■ **Problem**: Exact transcription of the records is required.

Page transcription entries
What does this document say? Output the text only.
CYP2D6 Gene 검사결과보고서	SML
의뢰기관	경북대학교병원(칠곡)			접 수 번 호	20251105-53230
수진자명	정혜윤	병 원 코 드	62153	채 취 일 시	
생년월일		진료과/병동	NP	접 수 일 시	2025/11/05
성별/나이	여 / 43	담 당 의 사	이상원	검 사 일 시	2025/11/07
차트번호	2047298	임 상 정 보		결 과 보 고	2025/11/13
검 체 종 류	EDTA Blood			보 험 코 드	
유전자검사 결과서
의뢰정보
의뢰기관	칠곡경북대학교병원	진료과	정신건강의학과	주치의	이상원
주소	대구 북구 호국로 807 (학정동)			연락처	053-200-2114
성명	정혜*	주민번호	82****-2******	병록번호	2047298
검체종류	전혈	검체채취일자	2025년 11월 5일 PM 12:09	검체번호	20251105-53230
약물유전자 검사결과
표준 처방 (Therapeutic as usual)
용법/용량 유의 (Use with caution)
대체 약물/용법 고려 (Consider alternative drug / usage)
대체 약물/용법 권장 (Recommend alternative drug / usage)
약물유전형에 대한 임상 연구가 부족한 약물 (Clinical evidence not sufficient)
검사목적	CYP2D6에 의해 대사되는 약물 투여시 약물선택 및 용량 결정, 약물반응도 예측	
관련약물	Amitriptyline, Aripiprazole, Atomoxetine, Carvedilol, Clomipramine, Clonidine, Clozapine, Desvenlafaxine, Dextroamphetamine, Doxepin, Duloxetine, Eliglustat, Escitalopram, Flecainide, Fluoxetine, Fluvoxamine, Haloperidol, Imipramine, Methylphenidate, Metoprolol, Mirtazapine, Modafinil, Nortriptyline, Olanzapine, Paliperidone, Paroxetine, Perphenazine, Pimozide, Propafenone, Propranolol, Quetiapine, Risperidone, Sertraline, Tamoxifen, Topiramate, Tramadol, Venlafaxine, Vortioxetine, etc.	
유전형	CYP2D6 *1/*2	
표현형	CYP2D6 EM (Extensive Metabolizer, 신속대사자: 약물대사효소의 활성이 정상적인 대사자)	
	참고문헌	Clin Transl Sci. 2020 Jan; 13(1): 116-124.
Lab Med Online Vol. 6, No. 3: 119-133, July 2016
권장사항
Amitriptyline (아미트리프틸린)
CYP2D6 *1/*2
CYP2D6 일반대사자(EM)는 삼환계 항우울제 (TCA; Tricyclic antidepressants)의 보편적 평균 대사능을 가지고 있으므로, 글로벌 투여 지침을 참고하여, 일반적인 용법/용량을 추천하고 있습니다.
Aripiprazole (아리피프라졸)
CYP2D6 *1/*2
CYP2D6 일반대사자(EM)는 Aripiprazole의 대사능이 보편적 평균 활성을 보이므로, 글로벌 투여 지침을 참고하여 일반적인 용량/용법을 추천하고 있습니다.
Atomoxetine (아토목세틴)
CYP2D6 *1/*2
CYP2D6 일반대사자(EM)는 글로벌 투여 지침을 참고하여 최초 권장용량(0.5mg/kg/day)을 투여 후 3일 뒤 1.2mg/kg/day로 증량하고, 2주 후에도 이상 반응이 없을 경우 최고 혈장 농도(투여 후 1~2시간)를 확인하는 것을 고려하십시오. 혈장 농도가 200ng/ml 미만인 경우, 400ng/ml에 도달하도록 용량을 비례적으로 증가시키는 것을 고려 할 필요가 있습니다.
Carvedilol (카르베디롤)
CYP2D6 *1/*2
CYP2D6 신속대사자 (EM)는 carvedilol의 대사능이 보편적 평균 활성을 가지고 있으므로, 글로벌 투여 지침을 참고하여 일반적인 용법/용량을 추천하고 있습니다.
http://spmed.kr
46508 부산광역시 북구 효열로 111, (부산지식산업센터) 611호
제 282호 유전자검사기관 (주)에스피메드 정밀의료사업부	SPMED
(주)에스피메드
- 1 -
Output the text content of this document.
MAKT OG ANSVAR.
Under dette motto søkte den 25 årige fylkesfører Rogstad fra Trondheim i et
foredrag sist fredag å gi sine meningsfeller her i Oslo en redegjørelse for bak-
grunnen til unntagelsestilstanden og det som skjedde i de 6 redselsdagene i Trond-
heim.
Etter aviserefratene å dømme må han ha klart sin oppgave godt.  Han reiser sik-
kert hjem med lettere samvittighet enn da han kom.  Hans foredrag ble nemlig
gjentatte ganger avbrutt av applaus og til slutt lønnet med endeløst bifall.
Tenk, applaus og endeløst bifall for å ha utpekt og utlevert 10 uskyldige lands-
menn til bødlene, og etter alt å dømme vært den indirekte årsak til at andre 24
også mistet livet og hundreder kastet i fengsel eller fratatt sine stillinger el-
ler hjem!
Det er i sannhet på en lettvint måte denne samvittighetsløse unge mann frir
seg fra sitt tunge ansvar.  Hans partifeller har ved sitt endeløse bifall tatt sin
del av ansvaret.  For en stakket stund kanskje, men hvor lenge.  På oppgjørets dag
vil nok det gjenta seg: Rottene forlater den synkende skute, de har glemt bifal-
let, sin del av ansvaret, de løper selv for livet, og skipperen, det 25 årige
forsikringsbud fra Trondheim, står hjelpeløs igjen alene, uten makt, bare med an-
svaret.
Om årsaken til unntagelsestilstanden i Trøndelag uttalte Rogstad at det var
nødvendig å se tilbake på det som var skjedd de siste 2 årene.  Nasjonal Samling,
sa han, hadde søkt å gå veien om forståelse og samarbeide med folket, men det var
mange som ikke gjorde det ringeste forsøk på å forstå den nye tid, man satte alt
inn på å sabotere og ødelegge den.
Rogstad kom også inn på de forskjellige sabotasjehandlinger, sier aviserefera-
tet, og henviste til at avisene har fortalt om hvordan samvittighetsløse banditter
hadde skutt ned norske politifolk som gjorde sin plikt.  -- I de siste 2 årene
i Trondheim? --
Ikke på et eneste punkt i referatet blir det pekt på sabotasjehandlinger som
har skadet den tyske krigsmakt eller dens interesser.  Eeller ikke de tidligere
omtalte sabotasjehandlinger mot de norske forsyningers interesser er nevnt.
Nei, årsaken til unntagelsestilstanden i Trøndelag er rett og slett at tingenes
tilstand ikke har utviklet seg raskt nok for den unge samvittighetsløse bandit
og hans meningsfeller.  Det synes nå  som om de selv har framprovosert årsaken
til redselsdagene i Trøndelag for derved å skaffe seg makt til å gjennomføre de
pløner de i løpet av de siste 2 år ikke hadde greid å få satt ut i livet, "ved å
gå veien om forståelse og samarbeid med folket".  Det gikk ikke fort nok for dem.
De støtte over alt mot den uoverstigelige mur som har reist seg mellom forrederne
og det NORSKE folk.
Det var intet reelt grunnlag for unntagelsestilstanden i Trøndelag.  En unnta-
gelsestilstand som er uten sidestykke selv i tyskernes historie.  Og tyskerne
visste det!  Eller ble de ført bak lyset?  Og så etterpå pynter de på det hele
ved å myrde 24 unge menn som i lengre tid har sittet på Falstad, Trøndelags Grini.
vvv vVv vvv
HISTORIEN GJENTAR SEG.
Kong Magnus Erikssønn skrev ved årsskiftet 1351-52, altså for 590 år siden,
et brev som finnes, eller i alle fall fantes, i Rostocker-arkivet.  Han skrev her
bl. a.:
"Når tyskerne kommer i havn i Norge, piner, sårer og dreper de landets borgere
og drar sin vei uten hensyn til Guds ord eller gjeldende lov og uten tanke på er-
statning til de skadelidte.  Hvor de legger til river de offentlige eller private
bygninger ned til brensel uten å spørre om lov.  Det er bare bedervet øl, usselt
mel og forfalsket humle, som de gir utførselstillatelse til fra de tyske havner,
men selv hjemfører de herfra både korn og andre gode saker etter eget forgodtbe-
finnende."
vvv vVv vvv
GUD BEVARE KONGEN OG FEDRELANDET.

■ **Answer section**:
What does this document say? Output the text only.
CYP2D6 Gene 검사결과보고서	SML
의뢰기관	경북대학교병원(칠곡)			접 수 번 호	20251105-53230
수진자명	정혜윤	병 원 코 드	62153	채 취 일 시	
생년월일		진료과/병동	NP	접 수 일 시	2025/11/05
성별/나이	여 / 43	담 당 의 사	이상원	검 사 일 시	2025/11/07
차트번호	2047298	임 상 정 보		결 과 보 고	2025/11/13
검 체 종 류	EDTA Blood			보 험 코 드	
유전자검사 결과서
의뢰정보
의뢰기관	칠곡경북대학교병원	진료과	정신건강의학과	주치의	이상원
주소	대구 북구 호국로 807 (학정동)			연락처	053-200-2114
성명	정혜*	주민번호	82****-2******	병록번호	2047298
검체종류	전혈	검체채취일자	2025년 11월 5일 PM 12:09	검체번호	20251105-53230
약물유전자 검사결과
표준 처방 (Therapeutic as usual)
용법/용량 유의 (Use with caution)
대체 약물/용법 고려 (Consider alternative drug / usage)
대체 약물/용법 권장 (Recommend alternative drug / usage)
약물유전형에 대한 임상 연구가 부족한 약물 (Clinical evidence not sufficient)
검사목적	CYP2D6에 의해 대사되는 약물 투여시 약물선택 및 용량 결정, 약물반응도 예측	
관련약물	Amitriptyline, Aripiprazole, Atomoxetine, Carvedilol, Clomipramine, Clonidine, Clozapine, Desvenlafaxine, Dextroamphetamine, Doxepin, Duloxetine, Eliglustat, Escitalopram, Flecainide, Fluoxetine, Fluvoxamine, Haloperidol, Imipramine, Methylphenidate, Metoprolol, Mirtazapine, Modafinil, Nortriptyline, Olanzapine, Paliperidone, Paroxetine, Perphenazine, Pimozide, Propafenone, Propranolol, Quetiapine, Risperidone, Sertraline, Tamoxifen, Topiramate, Tramadol, Venlafaxine, Vortioxetine, etc.	
유전형	CYP2D6 *1/*2	
표현형	CYP2D6 EM (Extensive Metabolizer, 신속대사자: 약물대사효소의 활성이 정상적인 대사자)	
	참고문헌	Clin Transl Sci. 2020 Jan; 13(1): 116-124.
Lab Med Online Vol. 6, No. 3: 119-133, July 2016
권장사항
Amitriptyline (아미트리프틸린)
CYP2D6 *1/*2
CYP2D6 일반대사자(EM)는 삼환계 항우울제 (TCA; Tricyclic antidepressants)의 보편적 평균 대사능을 가지고 있으므로, 글로벌 투여 지침을 참고하여, 일반적인 용법/용량을 추천하고 있습니다.
Aripiprazole (아리피프라졸)
CYP2D6 *1/*2
CYP2D6 일반대사자(EM)는 Aripiprazole의 대사능이 보편적 평균 활성을 보이므로, 글로벌 투여 지침을 참고하여 일반적인 용량/용법을 추천하고 있습니다.
Atomoxetine (아토목세틴)
CYP2D6 *1/*2
CYP2D6 일반대사자(EM)는 글로벌 투여 지침을 참고하여 최초 권장용량(0.5mg/kg/day)을 투여 후 3일 뒤 1.2mg/kg/day로 증량하고, 2주 후에도 이상 반응이 없을 경우 최고 혈장 농도(투여 후 1~2시간)를 확인하는 것을 고려하십시오. 혈장 농도가 200ng/ml 미만인 경우, 400ng/ml에 도달하도록 용량을 비례적으로 증가시키는 것을 고려 할 필요가 있습니다.
Carvedilol (카르베디롤)
CYP2D6 *1/*2
CYP2D6 신속대사자 (EM)는 carvedilol의 대사능이 보편적 평균 활성을 가지고 있으므로, 글로벌 투여 지침을 참고하여 일반적인 용법/용량을 추천하고 있습니다.
http://spmed.kr
46508 부산광역시 북구 효열로 111, (부산지식산업센터) 611호
제 282호 유전자검사기관 (주)에스피메드 정밀의료사업부	SPMED
(주)에스피메드
- 1 -
Output the text content of this document.
MAKT OG ANSVAR.
Under dette motto søkte den 25 årige fylkesfører Rogstad fra Trondheim i et
foredrag sist fredag å gi sine meningsfeller her i Oslo en redegjørelse for bak-
grunnen til unntagelsestilstanden og det som skjedde i de 6 redselsdagene i Trond-
heim.
Etter aviserefratene å dømme må han ha klart sin oppgave godt.  Han reiser sik-
kert hjem med lettere samvittighet enn da han kom.  Hans foredrag ble nemlig
gjentatte ganger avbrutt av applaus og til slutt lønnet med endeløst bifall.
Tenk, applaus og endeløst bifall for å ha utpekt og utlevert 10 uskyldige lands-
menn til bødlene, og etter alt å dømme vært den indirekte årsak til at andre 24
også mistet livet og hundreder kastet i fengsel eller fratatt sine stillinger el-
ler hjem!
Det er i sannhet på en lettvint måte denne samvittighetsløse unge mann frir
seg fra sitt tunge ansvar.  Hans partifeller har ved sitt endeløse bifall tatt sin
del av ansvaret.  For en stakket stund kanskje, men hvor lenge.  På oppgjørets dag
vil nok det gjenta seg: Rottene forlater den synkende skute, de har glemt bifal-
let, sin del av ansvaret, de løper selv for livet, og skipperen, det 25 årige
forsikringsbud fra Trondheim, står hjelpeløs igjen alene, uten makt, bare med an-
svaret.
Om årsaken til unntagelsestilstanden i Trøndelag uttalte Rogstad at det var
nødvendig å se tilbake på det som var skjedd de siste 2 årene.  Nasjonal Samling,
sa han, hadde søkt å gå veien om forståelse og samarbeide med folket, men det var
mange som ikke gjorde det ringeste forsøk på å forstå den nye tid, man satte alt
inn på å sabotere og ødelegge den.
Rogstad kom også inn på de forskjellige sabotasjehandlinger, sier aviserefera-
tet, og henviste til at avisene har fortalt om hvordan samvittighetsløse banditter
hadde skutt ned norske politifolk som gjorde sin plikt.  -- I de siste 2 årene
i Trondheim? --
Ikke på et eneste punkt i referatet blir det pekt på sabotasjehandlinger som
har skadet den tyske krigsmakt eller dens interesser.  Eeller ikke de tidligere
omtalte sabotasjehandlinger mot de norske forsyningers interesser er nevnt.
Nei, årsaken til unntagelsestilstanden i Trøndelag er rett og slett at tingenes
tilstand ikke har utviklet seg raskt nok for den unge samvittighetsløse bandit
og hans meningsfeller.  Det synes nå  som om de selv har framprovosert årsaken
til redselsdagene i Trøndelag for derved å skaffe seg makt til å gjennomføre de
pløner de i løpet av de siste 2 år ikke hadde greid å få satt ut i livet, "ved å
gå veien om forståelse og samarbeid med folket".  Det gikk ikke fort nok for dem.
De støtte over alt mot den uoverstigelige mur som har reist seg mellom forrederne
og det NORSKE folk.
Det var intet reelt grunnlag for unntagelsestilstanden i Trøndelag.  En unnta-
gelsestilstand som er uten sidestykke selv i tyskernes historie.  Og tyskerne
visste det!  Eller ble de ført bak lyset?  Og så etterpå pynter de på det hele
ved å myrde 24 unge menn som i lengre tid har sittet på Falstad, Trøndelags Grini.
vvv vVv vvv
HISTORIEN GJENTAR SEG.
Kong Magnus Erikssønn skrev ved årsskiftet 1351-52, altså for 590 år siden,
et brev som finnes, eller i alle fall fantes, i Rostocker-arkivet.  Han skrev her
bl. a.:
"Når tyskerne kommer i havn i Norge, piner, sårer og dreper de landets borgere
og drar sin vei uten hensyn til Guds ord eller gjeldende lov og uten tanke på er-
statning til de skadelidte.  Hvor de legger til river de offentlige eller private
bygninger ned til brensel uten å spørre om lov.  Det er bare bedervet øl, usselt
mel og forfalsket humle, som de gir utførselstillatelse til fra de tyske havner,
men selv hjemfører de herfra både korn og andre gode saker etter eget forgodtbe-
finnende."
vvv vVv vvv
GUD BEVARE KONGEN OG FEDRELANDET.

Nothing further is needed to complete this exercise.